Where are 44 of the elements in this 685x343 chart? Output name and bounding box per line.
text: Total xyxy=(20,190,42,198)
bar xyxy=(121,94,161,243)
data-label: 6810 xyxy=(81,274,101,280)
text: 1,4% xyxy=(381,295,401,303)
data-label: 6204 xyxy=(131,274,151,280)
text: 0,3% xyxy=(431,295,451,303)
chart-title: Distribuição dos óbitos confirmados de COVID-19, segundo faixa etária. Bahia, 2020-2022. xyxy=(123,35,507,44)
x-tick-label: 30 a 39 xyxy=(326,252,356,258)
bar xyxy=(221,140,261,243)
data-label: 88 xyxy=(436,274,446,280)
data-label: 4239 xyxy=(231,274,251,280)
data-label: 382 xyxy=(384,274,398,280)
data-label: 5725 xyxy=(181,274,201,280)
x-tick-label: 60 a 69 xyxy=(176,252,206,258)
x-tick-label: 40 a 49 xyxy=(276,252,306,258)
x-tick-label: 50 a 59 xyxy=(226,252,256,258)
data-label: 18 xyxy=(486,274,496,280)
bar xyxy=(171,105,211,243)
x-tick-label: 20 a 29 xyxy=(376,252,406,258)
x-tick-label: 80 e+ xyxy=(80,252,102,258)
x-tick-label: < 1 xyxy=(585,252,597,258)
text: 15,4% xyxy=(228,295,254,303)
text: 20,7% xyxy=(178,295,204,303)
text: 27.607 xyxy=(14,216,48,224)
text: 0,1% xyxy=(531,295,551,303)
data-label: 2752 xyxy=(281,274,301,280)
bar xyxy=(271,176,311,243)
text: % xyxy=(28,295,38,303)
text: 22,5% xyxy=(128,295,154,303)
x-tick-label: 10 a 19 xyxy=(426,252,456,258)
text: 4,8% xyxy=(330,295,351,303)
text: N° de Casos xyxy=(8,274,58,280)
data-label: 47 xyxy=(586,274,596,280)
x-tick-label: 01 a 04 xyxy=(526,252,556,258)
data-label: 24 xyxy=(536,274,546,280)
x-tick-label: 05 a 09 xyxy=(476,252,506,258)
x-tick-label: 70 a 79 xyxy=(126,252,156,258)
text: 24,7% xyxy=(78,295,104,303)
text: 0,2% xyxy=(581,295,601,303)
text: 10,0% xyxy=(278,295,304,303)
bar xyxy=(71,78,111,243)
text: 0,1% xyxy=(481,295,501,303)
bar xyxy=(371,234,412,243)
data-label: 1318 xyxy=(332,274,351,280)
##########
Format each line of the entry above as a Markdown table with the columns "No." and "Text", numbering the rows in order and leaving out any blank lines.

| No. | Text |
|---|---|
| 1 | Where are 44 of the elements in this 685x343 chart? Output name and bounding box per line. |
| 2 | text: Total xyxy=(20,190,42,198) |
| 3 | bar xyxy=(121,94,161,243) |
| 4 | data-label: 6810 xyxy=(81,274,101,280) |
| 5 | text: 1,4% xyxy=(381,295,401,303) |
| 6 | data-label: 6204 xyxy=(131,274,151,280) |
| 7 | text: 0,3% xyxy=(431,295,451,303) |
| 8 | chart-title: Distribuição dos óbitos confirmados de COVID-19, segundo faixa etária. Bahia, 2020-2022. xyxy=(123,35,507,44) |
| 9 | x-tick-label: 30 a 39 xyxy=(326,252,356,258) |
| 10 | bar xyxy=(221,140,261,243) |
| 11 | data-label: 88 xyxy=(436,274,446,280) |
| 12 | data-label: 4239 xyxy=(231,274,251,280) |
| 13 | data-label: 382 xyxy=(384,274,398,280) |
| 14 | data-label: 5725 xyxy=(181,274,201,280) |
| 15 | x-tick-label: 60 a 69 xyxy=(176,252,206,258) |
| 16 | x-tick-label: 40 a 49 xyxy=(276,252,306,258) |
| 17 | x-tick-label: 50 a 59 xyxy=(226,252,256,258) |
| 18 | data-label: 18 xyxy=(486,274,496,280) |
| 19 | bar xyxy=(171,105,211,243) |
| 20 | x-tick-label: 20 a 29 xyxy=(376,252,406,258) |
| 21 | x-tick-label: 80 e+ xyxy=(80,252,102,258) |
| 22 | x-tick-label: < 1 xyxy=(585,252,597,258) |
| 23 | text: 15,4% xyxy=(228,295,254,303) |
| 24 | text: 20,7% xyxy=(178,295,204,303) |
| 25 | text: 27.607 xyxy=(14,216,48,224) |
| 26 | text: 0,1% xyxy=(531,295,551,303) |
| 27 | data-label: 2752 xyxy=(281,274,301,280) |
| 28 | bar xyxy=(271,176,311,243) |
| 29 | text: % xyxy=(28,295,38,303) |
| 30 | text: 22,5% xyxy=(128,295,154,303) |
| 31 | x-tick-label: 10 a 19 xyxy=(426,252,456,258) |
| 32 | text: 4,8% xyxy=(330,295,351,303) |
| 33 | text: N° de Casos xyxy=(8,274,58,280) |
| 34 | data-label: 47 xyxy=(586,274,596,280) |
| 35 | x-tick-label: 01 a 04 xyxy=(526,252,556,258) |
| 36 | data-label: 24 xyxy=(536,274,546,280) |
| 37 | x-tick-label: 05 a 09 xyxy=(476,252,506,258) |
| 38 | x-tick-label: 70 a 79 xyxy=(126,252,156,258) |
| 39 | text: 24,7% xyxy=(78,295,104,303) |
| 40 | text: 0,2% xyxy=(581,295,601,303) |
| 41 | text: 10,0% xyxy=(278,295,304,303) |
| 42 | bar xyxy=(71,78,111,243) |
| 43 | text: 0,1% xyxy=(481,295,501,303) |
| 44 | bar xyxy=(371,234,412,243) |
| 45 | data-label: 1318 xyxy=(332,274,351,280) |